Extract, from the records beneath this instruction, each line that contains the word "Conventional".

= RECORDS FOR THIS EXERCISE =

......

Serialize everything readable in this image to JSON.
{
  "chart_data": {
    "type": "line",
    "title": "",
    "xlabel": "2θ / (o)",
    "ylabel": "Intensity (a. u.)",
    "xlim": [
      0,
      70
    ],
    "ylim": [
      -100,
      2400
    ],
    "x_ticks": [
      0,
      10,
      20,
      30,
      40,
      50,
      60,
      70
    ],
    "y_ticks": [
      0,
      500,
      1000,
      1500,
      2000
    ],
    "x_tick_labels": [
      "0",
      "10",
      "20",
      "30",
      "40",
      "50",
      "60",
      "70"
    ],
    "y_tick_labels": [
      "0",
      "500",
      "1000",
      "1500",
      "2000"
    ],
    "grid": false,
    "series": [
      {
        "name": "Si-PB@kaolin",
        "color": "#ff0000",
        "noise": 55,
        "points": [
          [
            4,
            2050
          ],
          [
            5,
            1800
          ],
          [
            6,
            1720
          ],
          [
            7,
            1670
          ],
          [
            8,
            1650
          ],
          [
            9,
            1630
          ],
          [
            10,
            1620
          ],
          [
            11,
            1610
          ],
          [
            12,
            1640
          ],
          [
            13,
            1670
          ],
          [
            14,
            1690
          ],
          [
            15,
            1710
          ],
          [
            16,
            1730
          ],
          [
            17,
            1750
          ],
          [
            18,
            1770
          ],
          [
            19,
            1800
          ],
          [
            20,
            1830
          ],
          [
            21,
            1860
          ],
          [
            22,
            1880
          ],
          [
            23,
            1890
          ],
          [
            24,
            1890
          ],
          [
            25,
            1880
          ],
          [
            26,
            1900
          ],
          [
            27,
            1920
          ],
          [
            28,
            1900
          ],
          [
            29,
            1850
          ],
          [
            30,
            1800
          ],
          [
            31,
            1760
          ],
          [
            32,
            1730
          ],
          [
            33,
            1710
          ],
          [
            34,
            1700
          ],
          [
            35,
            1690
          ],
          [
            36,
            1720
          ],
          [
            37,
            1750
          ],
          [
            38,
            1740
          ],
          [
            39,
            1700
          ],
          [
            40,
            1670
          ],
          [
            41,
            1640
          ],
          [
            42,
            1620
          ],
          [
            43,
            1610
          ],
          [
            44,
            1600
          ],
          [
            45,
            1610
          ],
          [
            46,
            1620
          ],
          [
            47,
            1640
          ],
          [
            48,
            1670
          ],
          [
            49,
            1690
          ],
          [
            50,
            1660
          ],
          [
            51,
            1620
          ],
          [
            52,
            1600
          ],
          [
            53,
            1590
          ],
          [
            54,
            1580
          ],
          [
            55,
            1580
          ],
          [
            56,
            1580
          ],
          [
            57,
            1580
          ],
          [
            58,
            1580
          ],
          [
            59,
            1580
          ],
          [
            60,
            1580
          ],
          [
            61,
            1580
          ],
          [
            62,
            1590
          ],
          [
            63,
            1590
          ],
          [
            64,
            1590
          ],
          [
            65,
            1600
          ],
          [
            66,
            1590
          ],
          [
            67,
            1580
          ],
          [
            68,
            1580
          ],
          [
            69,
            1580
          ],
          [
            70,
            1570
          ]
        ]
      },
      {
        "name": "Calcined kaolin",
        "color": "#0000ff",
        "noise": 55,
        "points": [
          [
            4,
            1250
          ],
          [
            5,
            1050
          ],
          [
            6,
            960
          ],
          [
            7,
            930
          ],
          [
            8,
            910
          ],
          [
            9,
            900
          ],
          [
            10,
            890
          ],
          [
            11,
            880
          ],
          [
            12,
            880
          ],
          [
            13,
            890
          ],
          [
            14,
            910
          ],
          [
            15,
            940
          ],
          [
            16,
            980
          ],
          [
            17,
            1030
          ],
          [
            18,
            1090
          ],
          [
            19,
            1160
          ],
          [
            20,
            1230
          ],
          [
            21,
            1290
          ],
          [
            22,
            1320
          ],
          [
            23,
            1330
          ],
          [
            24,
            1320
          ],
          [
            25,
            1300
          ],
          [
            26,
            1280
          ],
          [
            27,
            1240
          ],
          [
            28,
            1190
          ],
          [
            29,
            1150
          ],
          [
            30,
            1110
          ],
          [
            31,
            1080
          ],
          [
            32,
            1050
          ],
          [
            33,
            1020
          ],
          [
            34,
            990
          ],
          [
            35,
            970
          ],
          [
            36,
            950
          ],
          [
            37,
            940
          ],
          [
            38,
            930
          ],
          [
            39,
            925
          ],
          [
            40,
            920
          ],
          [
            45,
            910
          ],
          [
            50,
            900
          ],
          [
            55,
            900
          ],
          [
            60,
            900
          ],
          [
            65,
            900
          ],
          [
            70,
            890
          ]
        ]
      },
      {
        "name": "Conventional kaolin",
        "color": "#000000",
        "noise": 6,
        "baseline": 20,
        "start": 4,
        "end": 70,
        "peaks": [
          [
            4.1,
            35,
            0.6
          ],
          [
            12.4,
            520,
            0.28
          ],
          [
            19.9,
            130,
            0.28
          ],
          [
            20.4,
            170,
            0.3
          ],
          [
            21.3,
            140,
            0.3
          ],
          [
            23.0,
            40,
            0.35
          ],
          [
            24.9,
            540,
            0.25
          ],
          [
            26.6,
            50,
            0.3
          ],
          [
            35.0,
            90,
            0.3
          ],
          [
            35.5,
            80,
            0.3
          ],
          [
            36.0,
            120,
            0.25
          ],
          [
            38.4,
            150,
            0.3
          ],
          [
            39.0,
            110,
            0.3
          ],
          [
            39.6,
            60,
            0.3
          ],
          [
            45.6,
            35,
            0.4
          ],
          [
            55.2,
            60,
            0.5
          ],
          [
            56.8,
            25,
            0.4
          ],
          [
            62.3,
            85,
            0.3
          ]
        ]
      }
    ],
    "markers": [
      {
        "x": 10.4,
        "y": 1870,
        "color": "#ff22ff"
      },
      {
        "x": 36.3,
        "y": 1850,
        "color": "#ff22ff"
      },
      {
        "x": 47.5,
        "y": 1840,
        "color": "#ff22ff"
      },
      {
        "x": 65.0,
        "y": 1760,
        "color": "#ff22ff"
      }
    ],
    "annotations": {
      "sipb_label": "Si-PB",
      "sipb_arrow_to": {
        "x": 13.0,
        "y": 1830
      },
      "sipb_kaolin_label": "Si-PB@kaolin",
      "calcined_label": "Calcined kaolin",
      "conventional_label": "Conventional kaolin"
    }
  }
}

......

= SOLUTION FOR THIS PROBLEM =
        "name": "Conventional kaolin",
      "conventional_label": "Conventional kaolin"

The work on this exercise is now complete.